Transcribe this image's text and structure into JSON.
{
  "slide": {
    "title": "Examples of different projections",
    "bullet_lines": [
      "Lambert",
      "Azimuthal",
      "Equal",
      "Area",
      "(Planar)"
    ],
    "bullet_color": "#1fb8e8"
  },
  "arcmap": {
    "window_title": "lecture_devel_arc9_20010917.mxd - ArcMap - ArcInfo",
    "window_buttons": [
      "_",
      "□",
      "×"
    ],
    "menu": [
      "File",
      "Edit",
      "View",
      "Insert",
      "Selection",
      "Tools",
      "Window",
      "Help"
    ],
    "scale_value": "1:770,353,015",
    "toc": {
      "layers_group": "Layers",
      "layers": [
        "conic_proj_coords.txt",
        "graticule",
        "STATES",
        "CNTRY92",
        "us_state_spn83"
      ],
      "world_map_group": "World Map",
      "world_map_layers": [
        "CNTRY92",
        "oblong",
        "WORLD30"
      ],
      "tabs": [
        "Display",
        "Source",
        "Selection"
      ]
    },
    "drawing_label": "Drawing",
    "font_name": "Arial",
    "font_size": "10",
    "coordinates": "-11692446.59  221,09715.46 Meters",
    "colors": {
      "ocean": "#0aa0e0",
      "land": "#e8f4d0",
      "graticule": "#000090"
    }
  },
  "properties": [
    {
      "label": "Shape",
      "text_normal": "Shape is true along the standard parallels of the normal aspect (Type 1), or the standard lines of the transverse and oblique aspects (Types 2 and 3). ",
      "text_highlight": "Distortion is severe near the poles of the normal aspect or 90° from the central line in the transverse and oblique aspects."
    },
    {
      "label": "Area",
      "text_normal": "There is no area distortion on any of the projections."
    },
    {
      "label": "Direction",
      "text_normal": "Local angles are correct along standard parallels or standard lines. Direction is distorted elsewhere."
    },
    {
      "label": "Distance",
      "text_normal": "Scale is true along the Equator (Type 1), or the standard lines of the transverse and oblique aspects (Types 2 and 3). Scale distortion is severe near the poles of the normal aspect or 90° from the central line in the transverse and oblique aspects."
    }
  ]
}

▶ _TO BE DONE_
Give the records above again, word for word.

▶ _RESULT FOR THIS EXERCISE_
Transcribe this image's text and structure into JSON.
{
  "slide": {
    "title": "Examples of different projections",
    "bullet_lines": [
      "Lambert",
      "Azimuthal",
      "Equal",
      "Area",
      "(Planar)"
    ],
    "bullet_color": "#1fb8e8"
  },
  "arcmap": {
    "window_title": "lecture_devel_arc9_20010917.mxd - ArcMap - ArcInfo",
    "window_buttons": [
      "_",
      "□",
      "×"
    ],
    "menu": [
      "File",
      "Edit",
      "View",
      "Insert",
      "Selection",
      "Tools",
      "Window",
      "Help"
    ],
    "scale_value": "1:770,353,015",
    "toc": {
      "layers_group": "Layers",
      "layers": [
        "conic_proj_coords.txt",
        "graticule",
        "STATES",
        "CNTRY92",
        "us_state_spn83"
      ],
      "world_map_group": "World Map",
      "world_map_layers": [
        "CNTRY92",
        "oblong",
        "WORLD30"
      ],
      "tabs": [
        "Display",
        "Source",
        "Selection"
      ]
    },
    "drawing_label": "Drawing",
    "font_name": "Arial",
    "font_size": "10",
    "coordinates": "-11692446.59  221,09715.46 Meters",
    "colors": {
      "ocean": "#0aa0e0",
      "land": "#e8f4d0",
      "graticule": "#000090"
    }
  },
  "properties": [
    {
      "label": "Shape",
      "text_normal": "Shape is true along the standard parallels of the normal aspect (Type 1), or the standard lines of the transverse and oblique aspects (Types 2 and 3). ",
      "text_highlight": "Distortion is severe near the poles of the normal aspect or 90° from the central line in the transverse and oblique aspects."
    },
    {
      "label": "Area",
      "text_normal": "There is no area distortion on any of the projections."
    },
    {
      "label": "Direction",
      "text_normal": "Local angles are correct along standard parallels or standard lines. Direction is distorted elsewhere."
    },
    {
      "label": "Distance",
      "text_normal": "Scale is true along the Equator (Type 1), or the standard lines of the transverse and oblique aspects (Types 2 and 3). Scale distortion is severe near the poles of the normal aspect or 90° from the central line in the transverse and oblique aspects."
    }
  ]
}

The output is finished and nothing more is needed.